*YOUR GOAL*
Transcribe the data that follows precisely, omitting nothing.

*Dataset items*
***
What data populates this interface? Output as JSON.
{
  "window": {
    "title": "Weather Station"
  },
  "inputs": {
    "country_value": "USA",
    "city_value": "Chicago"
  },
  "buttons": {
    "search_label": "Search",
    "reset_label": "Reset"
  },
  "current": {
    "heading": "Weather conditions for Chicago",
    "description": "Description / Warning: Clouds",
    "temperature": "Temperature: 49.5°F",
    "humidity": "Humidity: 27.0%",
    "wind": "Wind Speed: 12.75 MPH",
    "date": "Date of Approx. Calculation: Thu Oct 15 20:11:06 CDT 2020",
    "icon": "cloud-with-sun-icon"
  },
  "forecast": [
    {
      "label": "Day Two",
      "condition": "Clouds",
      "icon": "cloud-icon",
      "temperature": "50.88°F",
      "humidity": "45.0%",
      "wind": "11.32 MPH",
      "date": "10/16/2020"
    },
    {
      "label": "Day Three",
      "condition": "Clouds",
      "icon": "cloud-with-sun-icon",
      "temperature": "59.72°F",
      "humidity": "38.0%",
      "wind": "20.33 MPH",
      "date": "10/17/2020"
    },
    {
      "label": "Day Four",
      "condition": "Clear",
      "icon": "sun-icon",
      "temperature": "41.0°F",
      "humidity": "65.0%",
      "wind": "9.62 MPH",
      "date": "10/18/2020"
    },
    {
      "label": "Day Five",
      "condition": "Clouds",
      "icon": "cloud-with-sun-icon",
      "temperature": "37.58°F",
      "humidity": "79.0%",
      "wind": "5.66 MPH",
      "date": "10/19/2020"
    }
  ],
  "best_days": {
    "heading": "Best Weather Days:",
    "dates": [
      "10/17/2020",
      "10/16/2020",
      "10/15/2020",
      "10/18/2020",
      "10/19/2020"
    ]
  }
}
***
*RIGHT ANSWER*
What data populates this interface? Output as JSON.
{
  "window": {
    "title": "Weather Station"
  },
  "inputs": {
    "country_value": "USA",
    "city_value": "Chicago"
  },
  "buttons": {
    "search_label": "Search",
    "reset_label": "Reset"
  },
  "current": {
    "heading": "Weather conditions for Chicago",
    "description": "Description / Warning: Clouds",
    "temperature": "Temperature: 49.5°F",
    "humidity": "Humidity: 27.0%",
    "wind": "Wind Speed: 12.75 MPH",
    "date": "Date of Approx. Calculation: Thu Oct 15 20:11:06 CDT 2020",
    "icon": "cloud-with-sun-icon"
  },
  "forecast": [
    {
      "label": "Day Two",
      "condition": "Clouds",
      "icon": "cloud-icon",
      "temperature": "50.88°F",
      "humidity": "45.0%",
      "wind": "11.32 MPH",
      "date": "10/16/2020"
    },
    {
      "label": "Day Three",
      "condition": "Clouds",
      "icon": "cloud-with-sun-icon",
      "temperature": "59.72°F",
      "humidity": "38.0%",
      "wind": "20.33 MPH",
      "date": "10/17/2020"
    },
    {
      "label": "Day Four",
      "condition": "Clear",
      "icon": "sun-icon",
      "temperature": "41.0°F",
      "humidity": "65.0%",
      "wind": "9.62 MPH",
      "date": "10/18/2020"
    },
    {
      "label": "Day Five",
      "condition": "Clouds",
      "icon": "cloud-with-sun-icon",
      "temperature": "37.58°F",
      "humidity": "79.0%",
      "wind": "5.66 MPH",
      "date": "10/19/2020"
    }
  ],
  "best_days": {
    "heading": "Best Weather Days:",
    "dates": [
      "10/17/2020",
      "10/16/2020",
      "10/15/2020",
      "10/18/2020",
      "10/19/2020"
    ]
  }
}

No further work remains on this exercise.